▶ Extracted records:

>> START

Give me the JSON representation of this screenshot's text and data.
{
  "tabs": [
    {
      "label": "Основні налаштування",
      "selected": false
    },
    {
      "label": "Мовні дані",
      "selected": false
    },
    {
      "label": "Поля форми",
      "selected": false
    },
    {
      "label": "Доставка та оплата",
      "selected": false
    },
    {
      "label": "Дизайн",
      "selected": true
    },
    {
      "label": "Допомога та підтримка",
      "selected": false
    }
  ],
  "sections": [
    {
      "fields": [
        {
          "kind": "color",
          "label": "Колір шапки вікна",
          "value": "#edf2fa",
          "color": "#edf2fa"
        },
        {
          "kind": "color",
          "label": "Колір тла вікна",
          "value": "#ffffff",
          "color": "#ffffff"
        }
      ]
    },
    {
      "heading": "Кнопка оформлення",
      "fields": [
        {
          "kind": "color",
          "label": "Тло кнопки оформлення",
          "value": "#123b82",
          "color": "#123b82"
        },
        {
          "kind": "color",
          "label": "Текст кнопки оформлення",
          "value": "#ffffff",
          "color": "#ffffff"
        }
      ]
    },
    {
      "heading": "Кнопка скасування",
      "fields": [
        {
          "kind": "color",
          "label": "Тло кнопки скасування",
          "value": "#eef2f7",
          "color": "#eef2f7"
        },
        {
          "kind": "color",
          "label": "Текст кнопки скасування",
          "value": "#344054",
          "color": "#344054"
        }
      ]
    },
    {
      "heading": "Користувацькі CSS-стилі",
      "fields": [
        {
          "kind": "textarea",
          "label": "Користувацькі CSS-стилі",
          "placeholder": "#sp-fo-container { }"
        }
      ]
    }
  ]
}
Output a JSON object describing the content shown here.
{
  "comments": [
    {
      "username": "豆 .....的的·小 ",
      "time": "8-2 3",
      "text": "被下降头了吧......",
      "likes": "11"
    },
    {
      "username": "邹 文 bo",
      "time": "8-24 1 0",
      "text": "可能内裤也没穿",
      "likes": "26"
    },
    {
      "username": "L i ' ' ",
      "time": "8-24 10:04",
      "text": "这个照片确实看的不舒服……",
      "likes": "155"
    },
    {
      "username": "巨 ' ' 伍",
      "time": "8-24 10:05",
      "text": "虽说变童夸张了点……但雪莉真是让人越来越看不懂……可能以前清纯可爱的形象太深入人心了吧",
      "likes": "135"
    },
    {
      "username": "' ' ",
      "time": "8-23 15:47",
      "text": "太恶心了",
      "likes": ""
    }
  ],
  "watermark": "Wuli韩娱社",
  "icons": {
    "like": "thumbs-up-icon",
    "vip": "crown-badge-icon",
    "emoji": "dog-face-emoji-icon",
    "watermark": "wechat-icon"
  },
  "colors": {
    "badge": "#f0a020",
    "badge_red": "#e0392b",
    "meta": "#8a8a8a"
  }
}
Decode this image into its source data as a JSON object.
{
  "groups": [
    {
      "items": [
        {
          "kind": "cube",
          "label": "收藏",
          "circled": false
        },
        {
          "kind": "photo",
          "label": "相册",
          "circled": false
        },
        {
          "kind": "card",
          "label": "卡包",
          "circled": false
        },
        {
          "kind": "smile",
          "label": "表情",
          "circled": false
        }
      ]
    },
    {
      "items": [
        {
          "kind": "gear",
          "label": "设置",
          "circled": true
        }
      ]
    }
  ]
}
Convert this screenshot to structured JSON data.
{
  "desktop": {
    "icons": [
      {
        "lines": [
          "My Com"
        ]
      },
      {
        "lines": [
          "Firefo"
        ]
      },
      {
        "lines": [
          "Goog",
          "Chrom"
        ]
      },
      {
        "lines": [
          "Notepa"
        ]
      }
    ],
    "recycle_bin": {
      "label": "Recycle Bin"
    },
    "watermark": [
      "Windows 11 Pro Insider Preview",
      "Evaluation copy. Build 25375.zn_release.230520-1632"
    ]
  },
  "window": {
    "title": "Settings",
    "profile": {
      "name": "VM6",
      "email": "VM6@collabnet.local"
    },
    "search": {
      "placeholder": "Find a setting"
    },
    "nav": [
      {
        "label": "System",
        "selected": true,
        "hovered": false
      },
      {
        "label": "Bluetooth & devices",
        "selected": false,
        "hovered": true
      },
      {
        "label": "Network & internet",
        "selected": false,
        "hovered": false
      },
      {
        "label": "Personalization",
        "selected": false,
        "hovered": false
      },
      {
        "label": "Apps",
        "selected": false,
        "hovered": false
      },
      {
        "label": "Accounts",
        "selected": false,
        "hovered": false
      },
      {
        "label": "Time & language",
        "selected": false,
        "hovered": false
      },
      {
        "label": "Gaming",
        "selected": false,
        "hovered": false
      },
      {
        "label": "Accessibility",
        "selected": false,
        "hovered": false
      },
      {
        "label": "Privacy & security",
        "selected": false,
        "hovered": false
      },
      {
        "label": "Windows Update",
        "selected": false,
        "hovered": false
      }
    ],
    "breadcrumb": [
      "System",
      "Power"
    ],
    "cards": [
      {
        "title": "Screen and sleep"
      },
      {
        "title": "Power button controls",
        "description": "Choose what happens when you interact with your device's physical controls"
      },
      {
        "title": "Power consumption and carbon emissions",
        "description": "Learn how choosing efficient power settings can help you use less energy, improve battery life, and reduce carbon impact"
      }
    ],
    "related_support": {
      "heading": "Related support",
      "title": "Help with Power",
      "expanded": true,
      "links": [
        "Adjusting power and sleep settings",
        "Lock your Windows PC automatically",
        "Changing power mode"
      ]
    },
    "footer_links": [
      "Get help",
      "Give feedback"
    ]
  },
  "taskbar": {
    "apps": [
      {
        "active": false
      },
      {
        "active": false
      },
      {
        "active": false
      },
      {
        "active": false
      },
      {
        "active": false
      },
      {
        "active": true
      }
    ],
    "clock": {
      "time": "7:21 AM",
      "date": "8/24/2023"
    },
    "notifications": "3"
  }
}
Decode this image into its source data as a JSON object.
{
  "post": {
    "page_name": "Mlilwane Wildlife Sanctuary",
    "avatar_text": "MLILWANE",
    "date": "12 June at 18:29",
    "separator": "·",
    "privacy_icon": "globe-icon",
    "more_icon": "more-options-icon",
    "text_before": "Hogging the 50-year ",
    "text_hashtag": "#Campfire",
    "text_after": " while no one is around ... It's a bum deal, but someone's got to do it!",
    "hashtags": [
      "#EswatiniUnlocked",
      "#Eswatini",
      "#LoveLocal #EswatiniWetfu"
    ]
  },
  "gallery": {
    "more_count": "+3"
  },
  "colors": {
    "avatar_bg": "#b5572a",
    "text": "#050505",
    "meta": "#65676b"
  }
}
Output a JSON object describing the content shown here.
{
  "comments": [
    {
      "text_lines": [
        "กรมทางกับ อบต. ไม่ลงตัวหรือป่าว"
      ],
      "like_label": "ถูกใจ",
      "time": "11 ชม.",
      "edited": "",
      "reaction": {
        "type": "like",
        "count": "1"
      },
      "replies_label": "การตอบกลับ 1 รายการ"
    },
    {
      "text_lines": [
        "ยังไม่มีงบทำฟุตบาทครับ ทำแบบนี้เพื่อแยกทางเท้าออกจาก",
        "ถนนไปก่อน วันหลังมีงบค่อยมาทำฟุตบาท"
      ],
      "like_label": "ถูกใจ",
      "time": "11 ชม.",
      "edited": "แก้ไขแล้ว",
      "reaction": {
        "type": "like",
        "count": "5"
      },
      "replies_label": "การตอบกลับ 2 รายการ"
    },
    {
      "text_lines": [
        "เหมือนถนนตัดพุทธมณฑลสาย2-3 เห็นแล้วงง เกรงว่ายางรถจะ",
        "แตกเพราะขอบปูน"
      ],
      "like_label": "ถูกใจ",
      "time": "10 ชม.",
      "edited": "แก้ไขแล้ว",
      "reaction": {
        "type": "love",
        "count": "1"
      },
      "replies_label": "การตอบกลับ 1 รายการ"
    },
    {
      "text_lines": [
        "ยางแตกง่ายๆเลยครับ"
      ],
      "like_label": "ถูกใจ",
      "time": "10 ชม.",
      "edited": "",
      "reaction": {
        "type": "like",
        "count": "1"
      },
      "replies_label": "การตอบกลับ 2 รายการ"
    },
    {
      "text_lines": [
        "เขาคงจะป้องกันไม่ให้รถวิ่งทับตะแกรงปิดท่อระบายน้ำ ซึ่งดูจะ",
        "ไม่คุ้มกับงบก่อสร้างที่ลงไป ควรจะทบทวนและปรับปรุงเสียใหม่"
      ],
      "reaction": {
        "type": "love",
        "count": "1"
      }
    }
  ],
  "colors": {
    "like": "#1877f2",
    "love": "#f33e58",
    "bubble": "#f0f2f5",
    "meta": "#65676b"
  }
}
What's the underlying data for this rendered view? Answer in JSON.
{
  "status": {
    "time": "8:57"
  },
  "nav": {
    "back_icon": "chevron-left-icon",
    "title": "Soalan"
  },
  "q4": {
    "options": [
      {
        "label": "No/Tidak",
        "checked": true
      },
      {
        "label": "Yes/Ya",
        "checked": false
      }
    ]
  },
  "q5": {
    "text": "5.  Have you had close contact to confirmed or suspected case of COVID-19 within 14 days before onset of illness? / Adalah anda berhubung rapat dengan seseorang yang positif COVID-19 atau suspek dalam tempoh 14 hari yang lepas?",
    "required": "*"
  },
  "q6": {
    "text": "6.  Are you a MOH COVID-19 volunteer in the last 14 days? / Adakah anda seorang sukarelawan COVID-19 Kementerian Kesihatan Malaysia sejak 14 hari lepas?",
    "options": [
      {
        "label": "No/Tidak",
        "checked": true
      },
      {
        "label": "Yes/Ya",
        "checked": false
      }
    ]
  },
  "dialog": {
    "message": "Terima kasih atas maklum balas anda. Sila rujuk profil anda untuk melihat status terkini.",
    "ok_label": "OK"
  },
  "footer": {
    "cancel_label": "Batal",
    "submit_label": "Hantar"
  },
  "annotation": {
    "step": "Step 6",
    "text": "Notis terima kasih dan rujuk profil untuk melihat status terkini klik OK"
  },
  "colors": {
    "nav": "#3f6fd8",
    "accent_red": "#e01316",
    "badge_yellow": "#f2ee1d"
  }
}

>> END

▶ DESCRIPTION OF THE TASK: In the material above, show every line where the word "title" turns up.

▶ WRITTEN REPLY:
    "title": "Settings",
        "title": "Screen and sleep"
        "title": "Power button controls",
        "title": "Power consumption and carbon emissions",
      "title": "Help with Power",
    "title": "Soalan"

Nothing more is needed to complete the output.